--- start Listing ---

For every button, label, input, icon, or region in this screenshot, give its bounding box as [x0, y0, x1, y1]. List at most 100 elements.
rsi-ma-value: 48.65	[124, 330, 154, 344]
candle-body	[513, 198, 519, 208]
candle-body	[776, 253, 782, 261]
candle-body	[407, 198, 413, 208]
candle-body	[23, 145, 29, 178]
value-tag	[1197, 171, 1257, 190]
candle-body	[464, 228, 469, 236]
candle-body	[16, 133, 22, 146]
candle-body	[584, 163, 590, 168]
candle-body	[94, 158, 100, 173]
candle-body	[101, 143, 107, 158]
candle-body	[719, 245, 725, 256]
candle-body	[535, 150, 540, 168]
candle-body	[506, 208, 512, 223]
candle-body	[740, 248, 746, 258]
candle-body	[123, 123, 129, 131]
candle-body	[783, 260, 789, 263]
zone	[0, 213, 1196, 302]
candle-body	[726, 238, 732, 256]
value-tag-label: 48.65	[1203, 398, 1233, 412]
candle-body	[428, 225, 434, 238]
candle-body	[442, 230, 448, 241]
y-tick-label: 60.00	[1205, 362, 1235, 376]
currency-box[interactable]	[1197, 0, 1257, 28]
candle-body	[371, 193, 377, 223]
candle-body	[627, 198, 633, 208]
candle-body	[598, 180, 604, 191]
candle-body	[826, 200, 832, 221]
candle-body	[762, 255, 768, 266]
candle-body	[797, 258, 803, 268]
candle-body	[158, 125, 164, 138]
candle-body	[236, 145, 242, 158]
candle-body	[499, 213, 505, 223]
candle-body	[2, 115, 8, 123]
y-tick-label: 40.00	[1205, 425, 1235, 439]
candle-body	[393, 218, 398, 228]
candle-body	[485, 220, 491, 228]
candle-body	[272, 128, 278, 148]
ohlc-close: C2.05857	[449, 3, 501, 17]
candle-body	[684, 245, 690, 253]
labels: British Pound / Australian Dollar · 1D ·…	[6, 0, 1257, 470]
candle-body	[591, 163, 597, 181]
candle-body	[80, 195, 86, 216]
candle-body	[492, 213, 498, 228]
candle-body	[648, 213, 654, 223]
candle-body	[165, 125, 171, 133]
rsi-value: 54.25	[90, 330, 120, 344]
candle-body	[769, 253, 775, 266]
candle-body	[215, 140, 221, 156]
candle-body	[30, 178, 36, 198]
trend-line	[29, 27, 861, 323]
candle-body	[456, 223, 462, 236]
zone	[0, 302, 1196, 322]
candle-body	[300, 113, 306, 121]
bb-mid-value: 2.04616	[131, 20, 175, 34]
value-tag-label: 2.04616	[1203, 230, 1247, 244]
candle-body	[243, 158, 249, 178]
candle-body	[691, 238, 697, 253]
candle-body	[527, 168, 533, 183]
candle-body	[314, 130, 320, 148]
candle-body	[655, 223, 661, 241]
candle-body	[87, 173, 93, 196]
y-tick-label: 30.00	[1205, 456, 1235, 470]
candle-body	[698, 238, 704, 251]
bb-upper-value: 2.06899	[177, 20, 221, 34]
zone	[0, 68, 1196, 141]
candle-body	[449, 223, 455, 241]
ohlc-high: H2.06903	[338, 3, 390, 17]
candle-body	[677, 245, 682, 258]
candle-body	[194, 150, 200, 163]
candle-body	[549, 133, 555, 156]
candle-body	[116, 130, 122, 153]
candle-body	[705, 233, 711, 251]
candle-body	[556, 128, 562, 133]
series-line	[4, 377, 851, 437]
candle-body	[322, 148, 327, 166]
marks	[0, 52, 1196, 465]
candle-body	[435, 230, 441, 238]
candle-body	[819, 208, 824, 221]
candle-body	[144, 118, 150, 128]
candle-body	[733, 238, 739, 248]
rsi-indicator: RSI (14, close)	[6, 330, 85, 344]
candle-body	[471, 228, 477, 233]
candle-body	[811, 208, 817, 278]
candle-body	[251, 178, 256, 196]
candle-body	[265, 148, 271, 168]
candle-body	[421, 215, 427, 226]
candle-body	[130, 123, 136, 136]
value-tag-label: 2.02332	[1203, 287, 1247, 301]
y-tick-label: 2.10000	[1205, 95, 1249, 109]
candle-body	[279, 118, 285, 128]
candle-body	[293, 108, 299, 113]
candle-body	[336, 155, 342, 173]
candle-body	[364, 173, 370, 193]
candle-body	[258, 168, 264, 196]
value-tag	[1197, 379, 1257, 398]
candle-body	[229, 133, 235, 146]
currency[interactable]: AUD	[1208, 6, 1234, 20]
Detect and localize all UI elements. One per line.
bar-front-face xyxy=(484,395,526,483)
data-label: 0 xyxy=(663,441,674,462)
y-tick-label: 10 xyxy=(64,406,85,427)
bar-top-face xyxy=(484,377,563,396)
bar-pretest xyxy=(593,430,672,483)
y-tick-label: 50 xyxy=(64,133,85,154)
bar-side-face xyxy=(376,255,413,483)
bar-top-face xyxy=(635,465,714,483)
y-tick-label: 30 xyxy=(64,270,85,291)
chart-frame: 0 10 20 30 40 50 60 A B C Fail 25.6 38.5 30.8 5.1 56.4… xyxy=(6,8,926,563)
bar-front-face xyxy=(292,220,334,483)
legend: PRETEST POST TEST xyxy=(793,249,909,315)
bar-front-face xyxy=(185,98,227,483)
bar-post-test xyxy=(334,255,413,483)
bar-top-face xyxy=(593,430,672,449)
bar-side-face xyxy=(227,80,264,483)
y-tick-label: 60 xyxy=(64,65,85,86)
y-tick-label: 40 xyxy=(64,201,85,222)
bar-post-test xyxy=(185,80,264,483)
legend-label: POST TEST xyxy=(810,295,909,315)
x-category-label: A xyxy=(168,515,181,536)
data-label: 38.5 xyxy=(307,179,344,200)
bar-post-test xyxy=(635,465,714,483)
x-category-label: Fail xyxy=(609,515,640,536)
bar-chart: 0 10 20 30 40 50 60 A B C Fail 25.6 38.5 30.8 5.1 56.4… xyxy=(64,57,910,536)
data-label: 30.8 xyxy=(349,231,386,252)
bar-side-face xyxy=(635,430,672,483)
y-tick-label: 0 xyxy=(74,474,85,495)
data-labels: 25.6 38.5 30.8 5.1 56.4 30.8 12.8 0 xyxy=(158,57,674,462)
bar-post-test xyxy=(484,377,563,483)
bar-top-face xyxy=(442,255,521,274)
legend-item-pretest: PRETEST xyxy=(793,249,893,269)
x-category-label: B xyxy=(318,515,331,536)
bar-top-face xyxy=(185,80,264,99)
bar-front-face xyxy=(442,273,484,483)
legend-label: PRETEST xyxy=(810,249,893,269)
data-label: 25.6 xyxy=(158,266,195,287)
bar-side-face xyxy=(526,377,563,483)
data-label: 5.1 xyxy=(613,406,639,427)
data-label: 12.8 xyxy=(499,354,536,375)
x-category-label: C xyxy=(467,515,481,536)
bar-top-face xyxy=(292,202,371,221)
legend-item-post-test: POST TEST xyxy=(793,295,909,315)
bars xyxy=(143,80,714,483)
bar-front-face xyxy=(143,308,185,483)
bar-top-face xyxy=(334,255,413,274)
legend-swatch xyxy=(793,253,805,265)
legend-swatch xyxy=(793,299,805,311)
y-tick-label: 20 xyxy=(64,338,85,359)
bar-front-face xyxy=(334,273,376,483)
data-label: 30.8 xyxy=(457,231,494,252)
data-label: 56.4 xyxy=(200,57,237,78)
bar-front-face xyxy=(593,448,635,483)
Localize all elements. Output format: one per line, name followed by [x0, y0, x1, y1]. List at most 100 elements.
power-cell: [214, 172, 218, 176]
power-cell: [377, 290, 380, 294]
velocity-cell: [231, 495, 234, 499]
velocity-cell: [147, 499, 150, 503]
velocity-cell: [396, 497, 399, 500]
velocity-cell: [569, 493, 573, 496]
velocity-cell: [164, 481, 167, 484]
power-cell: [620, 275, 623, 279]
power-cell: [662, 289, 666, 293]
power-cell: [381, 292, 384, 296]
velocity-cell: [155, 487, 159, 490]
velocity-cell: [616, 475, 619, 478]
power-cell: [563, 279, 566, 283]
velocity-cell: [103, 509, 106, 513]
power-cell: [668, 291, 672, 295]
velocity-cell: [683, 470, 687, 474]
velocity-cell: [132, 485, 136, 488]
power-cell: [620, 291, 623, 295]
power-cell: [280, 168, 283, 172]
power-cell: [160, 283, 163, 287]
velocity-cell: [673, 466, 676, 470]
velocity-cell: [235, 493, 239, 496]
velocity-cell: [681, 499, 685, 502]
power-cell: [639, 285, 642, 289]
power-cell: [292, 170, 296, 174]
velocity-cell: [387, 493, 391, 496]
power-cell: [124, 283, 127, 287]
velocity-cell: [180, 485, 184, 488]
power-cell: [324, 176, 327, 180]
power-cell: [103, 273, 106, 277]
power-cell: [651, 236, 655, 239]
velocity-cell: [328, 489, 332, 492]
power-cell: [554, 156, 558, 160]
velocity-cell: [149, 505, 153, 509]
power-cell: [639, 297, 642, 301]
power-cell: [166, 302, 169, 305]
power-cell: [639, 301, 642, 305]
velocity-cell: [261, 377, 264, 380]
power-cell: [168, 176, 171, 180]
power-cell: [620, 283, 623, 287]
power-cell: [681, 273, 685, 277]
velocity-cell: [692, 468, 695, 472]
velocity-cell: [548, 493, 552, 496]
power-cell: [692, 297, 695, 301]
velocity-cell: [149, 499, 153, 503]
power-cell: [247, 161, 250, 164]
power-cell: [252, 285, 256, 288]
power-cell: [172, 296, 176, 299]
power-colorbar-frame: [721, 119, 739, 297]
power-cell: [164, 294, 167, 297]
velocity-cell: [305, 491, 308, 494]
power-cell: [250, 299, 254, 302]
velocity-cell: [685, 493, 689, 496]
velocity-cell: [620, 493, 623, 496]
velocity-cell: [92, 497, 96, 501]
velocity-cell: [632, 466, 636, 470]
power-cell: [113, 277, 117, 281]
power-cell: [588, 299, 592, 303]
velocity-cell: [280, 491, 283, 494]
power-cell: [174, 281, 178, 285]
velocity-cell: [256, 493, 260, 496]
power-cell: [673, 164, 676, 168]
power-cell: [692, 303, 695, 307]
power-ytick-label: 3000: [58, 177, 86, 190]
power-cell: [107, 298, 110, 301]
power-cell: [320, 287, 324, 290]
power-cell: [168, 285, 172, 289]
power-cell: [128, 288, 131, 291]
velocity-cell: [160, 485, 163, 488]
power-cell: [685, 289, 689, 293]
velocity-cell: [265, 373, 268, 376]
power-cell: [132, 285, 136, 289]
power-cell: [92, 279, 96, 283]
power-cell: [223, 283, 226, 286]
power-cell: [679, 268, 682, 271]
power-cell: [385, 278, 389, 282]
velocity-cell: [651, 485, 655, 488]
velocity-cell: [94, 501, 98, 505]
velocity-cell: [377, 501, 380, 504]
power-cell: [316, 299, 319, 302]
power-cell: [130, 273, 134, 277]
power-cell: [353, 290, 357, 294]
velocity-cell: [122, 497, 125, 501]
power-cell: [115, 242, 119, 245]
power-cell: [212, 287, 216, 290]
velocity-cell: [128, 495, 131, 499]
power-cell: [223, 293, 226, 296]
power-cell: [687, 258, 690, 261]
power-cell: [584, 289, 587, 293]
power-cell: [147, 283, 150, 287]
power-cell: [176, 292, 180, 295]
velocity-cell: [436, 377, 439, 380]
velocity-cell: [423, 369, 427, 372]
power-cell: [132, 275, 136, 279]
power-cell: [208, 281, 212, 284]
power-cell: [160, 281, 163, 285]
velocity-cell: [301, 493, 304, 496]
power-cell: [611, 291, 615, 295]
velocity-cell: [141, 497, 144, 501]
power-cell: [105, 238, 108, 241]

--- end Listing ---

Please copy the stretch of rows from the very beginning through the line containing "171, 1257, 190]", including both ends, with every character kept unchanged.

Complete output
For every button, label, input, icon, or region in this screenshot, give its bounding box as [x0, y0, x1, y1]. List at most 100 elements.
rsi-ma-value: 48.65	[124, 330, 154, 344]
candle-body	[513, 198, 519, 208]
candle-body	[776, 253, 782, 261]
candle-body	[407, 198, 413, 208]
candle-body	[23, 145, 29, 178]
value-tag	[1197, 171, 1257, 190]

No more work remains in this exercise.